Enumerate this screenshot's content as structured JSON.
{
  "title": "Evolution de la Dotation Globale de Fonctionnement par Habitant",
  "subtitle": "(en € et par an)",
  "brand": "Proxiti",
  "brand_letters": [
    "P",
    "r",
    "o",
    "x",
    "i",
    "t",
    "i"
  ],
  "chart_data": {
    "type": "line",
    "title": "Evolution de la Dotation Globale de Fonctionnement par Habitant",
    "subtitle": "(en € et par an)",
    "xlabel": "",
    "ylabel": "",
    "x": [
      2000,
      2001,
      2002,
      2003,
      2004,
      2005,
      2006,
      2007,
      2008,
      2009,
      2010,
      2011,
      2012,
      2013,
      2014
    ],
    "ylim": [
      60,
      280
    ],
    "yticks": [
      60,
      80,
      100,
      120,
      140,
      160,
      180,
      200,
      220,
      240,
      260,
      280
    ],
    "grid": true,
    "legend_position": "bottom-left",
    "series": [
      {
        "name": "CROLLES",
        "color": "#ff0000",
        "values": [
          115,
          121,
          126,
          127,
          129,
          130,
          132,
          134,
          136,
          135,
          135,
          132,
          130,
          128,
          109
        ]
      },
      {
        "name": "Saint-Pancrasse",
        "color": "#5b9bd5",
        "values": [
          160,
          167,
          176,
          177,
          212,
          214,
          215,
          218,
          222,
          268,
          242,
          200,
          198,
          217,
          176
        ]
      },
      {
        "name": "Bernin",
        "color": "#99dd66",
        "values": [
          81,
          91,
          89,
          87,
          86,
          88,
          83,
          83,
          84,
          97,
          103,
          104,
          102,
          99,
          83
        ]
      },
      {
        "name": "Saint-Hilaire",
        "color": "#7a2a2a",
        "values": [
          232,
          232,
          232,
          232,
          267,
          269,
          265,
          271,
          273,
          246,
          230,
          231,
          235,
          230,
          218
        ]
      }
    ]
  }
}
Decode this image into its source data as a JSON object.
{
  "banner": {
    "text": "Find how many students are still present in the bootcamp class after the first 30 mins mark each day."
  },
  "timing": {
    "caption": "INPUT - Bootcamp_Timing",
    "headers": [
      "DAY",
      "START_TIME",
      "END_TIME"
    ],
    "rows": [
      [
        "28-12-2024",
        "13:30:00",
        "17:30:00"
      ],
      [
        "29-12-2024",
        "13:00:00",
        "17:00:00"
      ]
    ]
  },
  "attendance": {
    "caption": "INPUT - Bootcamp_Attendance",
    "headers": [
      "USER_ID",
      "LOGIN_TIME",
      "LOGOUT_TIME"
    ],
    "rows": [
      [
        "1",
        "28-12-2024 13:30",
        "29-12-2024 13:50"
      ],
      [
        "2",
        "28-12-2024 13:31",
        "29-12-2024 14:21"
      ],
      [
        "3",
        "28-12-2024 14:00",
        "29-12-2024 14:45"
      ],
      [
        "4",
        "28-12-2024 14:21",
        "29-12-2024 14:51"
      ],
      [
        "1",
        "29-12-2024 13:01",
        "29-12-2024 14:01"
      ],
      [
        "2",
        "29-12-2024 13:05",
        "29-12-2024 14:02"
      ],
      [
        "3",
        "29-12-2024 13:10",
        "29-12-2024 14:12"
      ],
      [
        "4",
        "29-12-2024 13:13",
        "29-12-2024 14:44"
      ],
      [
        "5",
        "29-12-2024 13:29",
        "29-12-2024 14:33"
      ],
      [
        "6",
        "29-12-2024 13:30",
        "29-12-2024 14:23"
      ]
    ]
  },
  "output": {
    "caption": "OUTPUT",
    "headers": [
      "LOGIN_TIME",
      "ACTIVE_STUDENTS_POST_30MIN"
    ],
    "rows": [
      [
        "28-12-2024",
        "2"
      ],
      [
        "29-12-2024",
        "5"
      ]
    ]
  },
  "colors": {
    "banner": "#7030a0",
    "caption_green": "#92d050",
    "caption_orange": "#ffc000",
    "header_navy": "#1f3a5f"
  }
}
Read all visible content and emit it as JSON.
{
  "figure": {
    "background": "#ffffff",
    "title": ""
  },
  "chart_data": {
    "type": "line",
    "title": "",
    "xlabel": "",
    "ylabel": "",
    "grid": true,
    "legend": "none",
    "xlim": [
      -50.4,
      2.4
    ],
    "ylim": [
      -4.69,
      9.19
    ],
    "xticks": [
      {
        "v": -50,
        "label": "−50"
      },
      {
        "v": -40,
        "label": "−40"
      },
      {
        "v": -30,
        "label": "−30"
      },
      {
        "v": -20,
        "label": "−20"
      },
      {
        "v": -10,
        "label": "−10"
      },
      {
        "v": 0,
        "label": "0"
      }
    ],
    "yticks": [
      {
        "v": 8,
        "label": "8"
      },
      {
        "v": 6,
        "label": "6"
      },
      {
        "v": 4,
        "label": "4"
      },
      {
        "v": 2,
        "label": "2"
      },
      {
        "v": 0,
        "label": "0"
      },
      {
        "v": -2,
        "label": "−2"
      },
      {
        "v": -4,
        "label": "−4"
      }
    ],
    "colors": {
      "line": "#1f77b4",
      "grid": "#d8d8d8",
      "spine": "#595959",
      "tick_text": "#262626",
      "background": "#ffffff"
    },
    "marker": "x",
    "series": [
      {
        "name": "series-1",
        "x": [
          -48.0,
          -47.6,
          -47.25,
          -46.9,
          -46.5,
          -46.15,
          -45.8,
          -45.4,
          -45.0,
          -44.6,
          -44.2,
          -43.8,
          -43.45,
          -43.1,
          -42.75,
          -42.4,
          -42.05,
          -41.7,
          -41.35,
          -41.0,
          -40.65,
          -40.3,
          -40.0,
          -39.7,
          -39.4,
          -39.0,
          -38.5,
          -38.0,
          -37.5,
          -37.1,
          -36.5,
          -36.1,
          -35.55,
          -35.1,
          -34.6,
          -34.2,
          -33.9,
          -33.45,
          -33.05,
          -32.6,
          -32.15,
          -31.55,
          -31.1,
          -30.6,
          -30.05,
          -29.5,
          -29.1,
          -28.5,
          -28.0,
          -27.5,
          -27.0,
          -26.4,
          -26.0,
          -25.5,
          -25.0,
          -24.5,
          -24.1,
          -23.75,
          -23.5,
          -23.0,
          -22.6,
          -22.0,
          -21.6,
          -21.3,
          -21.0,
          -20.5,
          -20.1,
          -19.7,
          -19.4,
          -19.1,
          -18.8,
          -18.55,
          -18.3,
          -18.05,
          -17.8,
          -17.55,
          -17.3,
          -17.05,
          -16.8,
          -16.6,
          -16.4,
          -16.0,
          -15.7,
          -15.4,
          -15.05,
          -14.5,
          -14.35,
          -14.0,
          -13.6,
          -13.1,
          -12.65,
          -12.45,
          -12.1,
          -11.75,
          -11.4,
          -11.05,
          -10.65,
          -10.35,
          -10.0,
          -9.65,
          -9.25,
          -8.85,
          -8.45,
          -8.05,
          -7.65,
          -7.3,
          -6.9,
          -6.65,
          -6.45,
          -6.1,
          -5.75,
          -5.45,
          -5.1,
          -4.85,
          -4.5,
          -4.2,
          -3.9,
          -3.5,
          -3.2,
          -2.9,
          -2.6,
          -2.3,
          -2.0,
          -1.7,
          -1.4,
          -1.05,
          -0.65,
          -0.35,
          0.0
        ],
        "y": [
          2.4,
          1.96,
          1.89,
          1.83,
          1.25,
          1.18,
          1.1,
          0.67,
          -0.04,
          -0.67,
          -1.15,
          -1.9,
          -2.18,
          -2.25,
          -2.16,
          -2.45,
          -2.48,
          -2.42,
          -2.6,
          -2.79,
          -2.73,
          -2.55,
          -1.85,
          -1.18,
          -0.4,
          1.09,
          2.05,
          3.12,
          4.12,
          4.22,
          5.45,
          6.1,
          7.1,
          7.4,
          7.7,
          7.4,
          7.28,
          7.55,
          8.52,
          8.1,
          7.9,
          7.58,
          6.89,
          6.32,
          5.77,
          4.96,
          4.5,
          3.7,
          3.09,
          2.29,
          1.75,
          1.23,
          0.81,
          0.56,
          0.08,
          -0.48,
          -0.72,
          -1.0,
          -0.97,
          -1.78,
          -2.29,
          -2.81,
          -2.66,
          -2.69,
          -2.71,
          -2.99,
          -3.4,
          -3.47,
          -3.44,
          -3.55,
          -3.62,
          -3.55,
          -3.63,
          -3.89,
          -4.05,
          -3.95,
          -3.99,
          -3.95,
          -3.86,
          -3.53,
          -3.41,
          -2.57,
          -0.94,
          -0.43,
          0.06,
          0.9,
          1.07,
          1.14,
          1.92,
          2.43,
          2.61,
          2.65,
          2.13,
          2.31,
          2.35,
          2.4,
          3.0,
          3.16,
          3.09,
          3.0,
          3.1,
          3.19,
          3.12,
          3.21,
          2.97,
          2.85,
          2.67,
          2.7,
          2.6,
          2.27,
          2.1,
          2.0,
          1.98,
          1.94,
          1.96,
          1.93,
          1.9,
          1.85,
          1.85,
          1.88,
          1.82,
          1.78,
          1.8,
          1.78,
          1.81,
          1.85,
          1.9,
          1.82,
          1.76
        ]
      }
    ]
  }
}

What to do: In the lines above, find each one with "JSON" and list it.

Solution to this task:
Enumerate this screenshot's content as structured JSON.
Decode this image into its source data as a JSON object.
Read all visible content and emit it as JSON.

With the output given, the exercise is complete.